- Figure record listings
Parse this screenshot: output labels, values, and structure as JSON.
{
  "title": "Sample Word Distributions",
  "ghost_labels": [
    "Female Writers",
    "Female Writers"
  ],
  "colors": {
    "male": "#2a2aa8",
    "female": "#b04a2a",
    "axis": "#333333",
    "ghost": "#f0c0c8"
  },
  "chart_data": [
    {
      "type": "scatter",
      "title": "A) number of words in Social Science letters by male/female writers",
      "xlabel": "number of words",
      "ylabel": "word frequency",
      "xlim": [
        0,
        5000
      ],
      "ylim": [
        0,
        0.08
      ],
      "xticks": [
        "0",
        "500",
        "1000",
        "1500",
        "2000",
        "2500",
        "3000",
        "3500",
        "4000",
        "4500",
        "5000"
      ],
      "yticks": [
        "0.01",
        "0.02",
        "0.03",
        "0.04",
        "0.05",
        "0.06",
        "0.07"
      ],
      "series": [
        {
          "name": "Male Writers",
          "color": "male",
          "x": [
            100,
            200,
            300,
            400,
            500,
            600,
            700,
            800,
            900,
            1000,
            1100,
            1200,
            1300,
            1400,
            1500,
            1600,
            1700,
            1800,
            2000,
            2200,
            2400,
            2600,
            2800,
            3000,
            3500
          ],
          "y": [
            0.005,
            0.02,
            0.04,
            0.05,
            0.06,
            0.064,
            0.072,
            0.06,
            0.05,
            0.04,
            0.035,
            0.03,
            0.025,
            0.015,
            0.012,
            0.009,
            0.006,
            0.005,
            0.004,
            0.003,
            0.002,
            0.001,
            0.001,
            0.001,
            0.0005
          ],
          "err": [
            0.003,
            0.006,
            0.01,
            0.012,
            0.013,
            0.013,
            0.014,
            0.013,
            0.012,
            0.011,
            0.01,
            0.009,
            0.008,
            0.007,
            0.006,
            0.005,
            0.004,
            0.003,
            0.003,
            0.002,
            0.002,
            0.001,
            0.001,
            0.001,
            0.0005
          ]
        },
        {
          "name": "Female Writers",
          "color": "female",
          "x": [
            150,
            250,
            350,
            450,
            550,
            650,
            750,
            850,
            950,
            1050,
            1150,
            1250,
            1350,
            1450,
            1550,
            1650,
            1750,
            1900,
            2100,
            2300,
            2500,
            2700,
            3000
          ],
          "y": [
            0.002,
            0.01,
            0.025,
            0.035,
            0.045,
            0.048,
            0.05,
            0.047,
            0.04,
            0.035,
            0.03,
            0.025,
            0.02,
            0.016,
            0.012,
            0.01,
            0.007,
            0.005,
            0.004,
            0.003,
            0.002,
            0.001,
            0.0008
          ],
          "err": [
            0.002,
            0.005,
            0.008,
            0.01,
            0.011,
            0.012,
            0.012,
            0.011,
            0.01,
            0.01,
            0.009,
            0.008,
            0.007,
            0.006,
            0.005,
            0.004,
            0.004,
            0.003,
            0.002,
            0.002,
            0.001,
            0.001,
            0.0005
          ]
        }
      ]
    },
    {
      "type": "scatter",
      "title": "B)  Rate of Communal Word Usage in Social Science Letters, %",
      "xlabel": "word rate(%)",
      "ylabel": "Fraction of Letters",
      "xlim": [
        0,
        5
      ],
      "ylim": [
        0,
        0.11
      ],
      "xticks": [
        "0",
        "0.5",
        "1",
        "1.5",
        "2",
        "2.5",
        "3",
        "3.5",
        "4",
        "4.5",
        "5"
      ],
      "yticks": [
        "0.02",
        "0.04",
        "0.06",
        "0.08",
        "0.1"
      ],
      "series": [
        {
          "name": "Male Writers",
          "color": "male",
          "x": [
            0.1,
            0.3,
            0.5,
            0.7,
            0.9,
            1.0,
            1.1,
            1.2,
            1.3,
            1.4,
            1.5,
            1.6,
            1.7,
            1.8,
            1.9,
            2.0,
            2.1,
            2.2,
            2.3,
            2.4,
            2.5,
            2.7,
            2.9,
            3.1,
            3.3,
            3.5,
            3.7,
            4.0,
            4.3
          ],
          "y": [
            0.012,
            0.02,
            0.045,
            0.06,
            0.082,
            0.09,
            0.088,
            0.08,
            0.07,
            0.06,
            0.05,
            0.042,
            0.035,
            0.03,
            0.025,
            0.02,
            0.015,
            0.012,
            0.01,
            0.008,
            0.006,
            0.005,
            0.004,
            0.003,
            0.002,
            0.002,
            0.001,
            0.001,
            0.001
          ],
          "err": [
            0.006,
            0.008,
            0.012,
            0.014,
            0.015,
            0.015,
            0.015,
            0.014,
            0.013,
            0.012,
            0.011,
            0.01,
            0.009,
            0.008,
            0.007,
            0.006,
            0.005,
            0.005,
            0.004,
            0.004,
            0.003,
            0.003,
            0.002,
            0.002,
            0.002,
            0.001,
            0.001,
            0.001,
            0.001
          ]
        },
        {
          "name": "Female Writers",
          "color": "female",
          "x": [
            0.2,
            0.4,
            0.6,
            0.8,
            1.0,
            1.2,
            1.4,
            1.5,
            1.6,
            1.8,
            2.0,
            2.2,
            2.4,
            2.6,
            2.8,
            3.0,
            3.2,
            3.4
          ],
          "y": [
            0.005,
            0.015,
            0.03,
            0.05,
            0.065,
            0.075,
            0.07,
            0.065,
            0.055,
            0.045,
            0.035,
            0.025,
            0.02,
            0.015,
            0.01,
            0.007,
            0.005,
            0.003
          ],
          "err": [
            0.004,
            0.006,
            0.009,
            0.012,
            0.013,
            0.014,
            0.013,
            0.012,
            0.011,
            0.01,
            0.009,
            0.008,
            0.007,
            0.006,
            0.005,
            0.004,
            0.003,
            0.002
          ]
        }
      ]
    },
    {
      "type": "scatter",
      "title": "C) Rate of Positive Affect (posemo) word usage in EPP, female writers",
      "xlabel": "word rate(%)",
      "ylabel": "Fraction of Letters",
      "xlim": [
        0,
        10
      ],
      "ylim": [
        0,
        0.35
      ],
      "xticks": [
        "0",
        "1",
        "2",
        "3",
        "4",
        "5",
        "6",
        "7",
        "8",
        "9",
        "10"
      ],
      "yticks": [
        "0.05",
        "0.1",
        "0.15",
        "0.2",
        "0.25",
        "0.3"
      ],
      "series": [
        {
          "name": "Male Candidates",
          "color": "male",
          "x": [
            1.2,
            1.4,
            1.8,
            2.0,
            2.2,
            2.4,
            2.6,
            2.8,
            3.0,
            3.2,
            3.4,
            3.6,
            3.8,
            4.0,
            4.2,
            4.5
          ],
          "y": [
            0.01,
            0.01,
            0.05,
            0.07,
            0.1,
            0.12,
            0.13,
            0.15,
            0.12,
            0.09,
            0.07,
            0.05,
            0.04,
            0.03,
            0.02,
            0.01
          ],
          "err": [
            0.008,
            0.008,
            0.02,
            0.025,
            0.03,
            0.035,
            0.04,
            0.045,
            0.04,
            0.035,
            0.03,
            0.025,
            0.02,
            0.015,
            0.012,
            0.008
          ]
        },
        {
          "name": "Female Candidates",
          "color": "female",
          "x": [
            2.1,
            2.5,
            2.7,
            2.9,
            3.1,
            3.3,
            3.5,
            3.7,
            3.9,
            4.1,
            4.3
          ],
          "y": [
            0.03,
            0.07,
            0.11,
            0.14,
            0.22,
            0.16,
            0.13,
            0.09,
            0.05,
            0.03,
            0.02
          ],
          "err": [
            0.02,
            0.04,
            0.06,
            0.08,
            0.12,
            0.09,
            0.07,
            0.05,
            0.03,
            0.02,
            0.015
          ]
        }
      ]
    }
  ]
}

- Task description
Return all lines with the word "words" in them.

- Response to this exercise
      "title": "A) number of words in Social Science letters by male/female writers",
      "xlabel": "number of words",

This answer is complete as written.